**PROBLEM TO WORK ON:**
Return the records exactly as they are.

**EXTRACTED MATERIAL:**
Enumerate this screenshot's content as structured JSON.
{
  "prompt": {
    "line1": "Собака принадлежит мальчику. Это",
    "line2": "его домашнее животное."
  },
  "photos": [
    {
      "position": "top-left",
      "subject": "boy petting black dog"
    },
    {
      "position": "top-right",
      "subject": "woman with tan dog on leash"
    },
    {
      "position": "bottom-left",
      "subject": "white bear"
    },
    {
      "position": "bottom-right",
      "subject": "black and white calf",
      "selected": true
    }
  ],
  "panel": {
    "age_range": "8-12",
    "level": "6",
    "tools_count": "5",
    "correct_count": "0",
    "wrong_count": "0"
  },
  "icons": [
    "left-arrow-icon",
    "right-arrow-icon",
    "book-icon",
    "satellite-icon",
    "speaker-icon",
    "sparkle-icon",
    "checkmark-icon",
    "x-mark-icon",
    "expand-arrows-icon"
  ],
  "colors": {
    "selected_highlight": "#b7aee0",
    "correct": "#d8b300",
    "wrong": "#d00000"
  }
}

**CORRECT RESPONSE:**
Enumerate this screenshot's content as structured JSON.
{
  "prompt": {
    "line1": "Собака принадлежит мальчику. Это",
    "line2": "его домашнее животное."
  },
  "photos": [
    {
      "position": "top-left",
      "subject": "boy petting black dog"
    },
    {
      "position": "top-right",
      "subject": "woman with tan dog on leash"
    },
    {
      "position": "bottom-left",
      "subject": "white bear"
    },
    {
      "position": "bottom-right",
      "subject": "black and white calf",
      "selected": true
    }
  ],
  "panel": {
    "age_range": "8-12",
    "level": "6",
    "tools_count": "5",
    "correct_count": "0",
    "wrong_count": "0"
  },
  "icons": [
    "left-arrow-icon",
    "right-arrow-icon",
    "book-icon",
    "satellite-icon",
    "speaker-icon",
    "sparkle-icon",
    "checkmark-icon",
    "x-mark-icon",
    "expand-arrows-icon"
  ],
  "colors": {
    "selected_highlight": "#b7aee0",
    "correct": "#d8b300",
    "wrong": "#d00000"
  }
}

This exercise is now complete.